(Stored data entries)
>> BEGIN

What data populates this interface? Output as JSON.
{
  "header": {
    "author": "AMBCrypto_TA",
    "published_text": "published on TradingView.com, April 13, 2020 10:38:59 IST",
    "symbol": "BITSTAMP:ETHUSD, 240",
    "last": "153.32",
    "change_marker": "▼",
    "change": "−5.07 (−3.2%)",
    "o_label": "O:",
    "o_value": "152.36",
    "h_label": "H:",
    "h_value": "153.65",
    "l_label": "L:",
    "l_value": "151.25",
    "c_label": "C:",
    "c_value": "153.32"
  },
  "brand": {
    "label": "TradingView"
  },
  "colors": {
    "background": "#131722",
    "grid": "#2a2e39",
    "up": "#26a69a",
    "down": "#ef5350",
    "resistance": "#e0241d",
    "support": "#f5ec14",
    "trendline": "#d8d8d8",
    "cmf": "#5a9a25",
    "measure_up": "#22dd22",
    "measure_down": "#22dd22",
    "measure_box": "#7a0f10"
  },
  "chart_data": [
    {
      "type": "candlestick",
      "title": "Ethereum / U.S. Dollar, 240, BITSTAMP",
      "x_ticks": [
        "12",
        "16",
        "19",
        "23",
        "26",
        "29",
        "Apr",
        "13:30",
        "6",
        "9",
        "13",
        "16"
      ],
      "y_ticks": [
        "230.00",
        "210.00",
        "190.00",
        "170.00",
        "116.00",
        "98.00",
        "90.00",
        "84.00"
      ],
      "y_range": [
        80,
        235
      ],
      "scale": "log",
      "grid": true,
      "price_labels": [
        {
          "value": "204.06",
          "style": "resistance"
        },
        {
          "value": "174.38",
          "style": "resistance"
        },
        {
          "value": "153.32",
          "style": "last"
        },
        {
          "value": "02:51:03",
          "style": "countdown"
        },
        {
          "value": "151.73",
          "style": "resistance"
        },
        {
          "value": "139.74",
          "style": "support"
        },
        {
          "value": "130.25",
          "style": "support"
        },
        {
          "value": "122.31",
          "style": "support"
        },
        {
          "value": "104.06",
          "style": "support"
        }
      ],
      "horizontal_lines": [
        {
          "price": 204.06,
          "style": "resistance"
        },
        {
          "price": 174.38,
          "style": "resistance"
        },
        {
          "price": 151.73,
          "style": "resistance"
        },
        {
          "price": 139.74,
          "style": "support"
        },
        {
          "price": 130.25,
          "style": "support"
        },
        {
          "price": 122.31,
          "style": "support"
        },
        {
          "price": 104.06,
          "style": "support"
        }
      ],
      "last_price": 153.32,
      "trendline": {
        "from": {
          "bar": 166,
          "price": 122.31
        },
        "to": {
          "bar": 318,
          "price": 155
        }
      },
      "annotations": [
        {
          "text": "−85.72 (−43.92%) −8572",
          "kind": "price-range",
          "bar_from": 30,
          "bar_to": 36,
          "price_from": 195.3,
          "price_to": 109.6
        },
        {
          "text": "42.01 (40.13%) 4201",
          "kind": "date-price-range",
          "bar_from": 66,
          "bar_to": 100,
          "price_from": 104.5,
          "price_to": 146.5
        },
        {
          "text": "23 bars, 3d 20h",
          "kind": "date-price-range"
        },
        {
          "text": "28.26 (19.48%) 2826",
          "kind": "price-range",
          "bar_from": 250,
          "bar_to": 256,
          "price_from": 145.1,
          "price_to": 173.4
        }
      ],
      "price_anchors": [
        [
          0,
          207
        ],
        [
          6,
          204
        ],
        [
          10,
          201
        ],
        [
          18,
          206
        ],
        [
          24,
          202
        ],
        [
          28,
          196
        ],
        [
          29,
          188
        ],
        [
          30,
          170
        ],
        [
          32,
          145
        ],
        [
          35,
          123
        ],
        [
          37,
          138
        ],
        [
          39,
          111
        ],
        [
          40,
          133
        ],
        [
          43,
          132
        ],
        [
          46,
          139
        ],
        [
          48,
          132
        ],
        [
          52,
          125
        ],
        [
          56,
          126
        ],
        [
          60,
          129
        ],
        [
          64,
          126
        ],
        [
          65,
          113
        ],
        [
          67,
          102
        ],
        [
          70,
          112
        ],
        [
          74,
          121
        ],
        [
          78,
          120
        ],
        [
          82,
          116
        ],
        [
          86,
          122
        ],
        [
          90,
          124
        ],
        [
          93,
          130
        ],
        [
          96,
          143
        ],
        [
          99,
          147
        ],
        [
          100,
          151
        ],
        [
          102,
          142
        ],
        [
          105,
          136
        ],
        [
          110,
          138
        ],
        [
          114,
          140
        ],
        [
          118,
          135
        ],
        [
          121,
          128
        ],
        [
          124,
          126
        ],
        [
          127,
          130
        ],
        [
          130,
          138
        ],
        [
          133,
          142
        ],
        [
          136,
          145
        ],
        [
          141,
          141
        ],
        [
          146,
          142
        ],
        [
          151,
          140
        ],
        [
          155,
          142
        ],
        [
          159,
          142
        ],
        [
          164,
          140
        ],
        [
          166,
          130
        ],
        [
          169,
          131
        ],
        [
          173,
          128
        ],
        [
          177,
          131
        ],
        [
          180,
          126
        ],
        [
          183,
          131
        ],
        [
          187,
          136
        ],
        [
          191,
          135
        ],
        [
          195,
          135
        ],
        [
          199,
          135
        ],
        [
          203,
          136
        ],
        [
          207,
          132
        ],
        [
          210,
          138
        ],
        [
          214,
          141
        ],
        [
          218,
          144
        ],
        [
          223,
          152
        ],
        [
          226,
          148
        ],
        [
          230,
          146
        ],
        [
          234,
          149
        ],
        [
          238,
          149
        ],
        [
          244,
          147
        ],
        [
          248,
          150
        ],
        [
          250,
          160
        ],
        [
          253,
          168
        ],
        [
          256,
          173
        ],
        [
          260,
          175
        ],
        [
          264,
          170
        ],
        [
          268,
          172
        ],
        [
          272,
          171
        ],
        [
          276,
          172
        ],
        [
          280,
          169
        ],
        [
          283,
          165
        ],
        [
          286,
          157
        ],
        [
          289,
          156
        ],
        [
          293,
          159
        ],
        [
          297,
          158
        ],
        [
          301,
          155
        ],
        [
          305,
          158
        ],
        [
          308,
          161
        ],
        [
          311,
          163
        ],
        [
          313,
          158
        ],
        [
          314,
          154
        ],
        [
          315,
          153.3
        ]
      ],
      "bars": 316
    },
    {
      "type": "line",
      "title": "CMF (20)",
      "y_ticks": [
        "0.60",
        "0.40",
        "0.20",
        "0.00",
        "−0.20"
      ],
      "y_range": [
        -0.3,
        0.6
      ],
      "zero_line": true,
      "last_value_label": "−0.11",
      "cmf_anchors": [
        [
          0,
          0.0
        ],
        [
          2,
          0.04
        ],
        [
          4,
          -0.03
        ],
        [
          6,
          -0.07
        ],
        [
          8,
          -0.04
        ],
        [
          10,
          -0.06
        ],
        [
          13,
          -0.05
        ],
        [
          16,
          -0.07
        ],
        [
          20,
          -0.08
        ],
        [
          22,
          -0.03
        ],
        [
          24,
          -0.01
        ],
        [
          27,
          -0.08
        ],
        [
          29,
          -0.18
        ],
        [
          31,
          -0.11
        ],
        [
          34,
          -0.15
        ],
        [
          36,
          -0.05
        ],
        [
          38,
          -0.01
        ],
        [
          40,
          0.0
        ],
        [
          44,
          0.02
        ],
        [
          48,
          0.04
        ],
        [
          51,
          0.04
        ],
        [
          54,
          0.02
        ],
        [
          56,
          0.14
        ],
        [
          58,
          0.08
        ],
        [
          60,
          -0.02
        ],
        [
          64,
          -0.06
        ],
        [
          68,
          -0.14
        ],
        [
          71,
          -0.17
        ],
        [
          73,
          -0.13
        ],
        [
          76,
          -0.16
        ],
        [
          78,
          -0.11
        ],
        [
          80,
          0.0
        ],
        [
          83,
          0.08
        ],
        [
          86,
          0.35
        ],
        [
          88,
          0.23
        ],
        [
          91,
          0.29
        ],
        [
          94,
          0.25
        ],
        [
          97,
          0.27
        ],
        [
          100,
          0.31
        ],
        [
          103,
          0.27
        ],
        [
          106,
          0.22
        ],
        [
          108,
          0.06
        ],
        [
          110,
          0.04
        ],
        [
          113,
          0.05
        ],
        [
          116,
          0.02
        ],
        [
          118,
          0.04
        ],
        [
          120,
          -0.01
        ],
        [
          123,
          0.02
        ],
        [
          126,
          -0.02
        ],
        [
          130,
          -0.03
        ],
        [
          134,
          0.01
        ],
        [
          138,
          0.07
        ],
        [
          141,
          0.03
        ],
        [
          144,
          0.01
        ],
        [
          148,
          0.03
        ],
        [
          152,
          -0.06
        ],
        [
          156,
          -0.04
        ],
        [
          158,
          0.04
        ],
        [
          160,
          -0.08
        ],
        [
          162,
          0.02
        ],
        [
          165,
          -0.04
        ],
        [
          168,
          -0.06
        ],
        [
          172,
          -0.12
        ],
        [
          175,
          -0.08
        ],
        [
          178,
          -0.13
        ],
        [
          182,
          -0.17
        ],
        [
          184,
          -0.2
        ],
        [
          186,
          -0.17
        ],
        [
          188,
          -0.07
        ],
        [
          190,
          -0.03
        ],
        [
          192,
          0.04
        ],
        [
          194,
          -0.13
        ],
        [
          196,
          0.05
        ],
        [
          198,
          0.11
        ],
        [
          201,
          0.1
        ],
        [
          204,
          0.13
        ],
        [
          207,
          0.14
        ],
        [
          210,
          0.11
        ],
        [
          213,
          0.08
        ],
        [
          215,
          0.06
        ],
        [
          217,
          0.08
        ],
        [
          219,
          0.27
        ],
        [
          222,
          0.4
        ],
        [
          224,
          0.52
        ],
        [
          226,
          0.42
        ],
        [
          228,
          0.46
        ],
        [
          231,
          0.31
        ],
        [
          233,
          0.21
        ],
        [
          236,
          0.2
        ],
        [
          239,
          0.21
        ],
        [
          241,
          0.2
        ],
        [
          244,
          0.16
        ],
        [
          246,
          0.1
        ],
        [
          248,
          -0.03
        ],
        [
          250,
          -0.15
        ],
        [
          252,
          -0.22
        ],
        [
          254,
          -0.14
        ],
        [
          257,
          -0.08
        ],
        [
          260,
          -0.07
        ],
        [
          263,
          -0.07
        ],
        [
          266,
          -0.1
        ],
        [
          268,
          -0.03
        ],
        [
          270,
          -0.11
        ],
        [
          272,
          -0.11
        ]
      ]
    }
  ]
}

>> END

Check each line of the entries for the string "date". Copy the lines that have it.

[Answer for this exercise]
          "kind": "date-price-range",
          "kind": "date-price-range"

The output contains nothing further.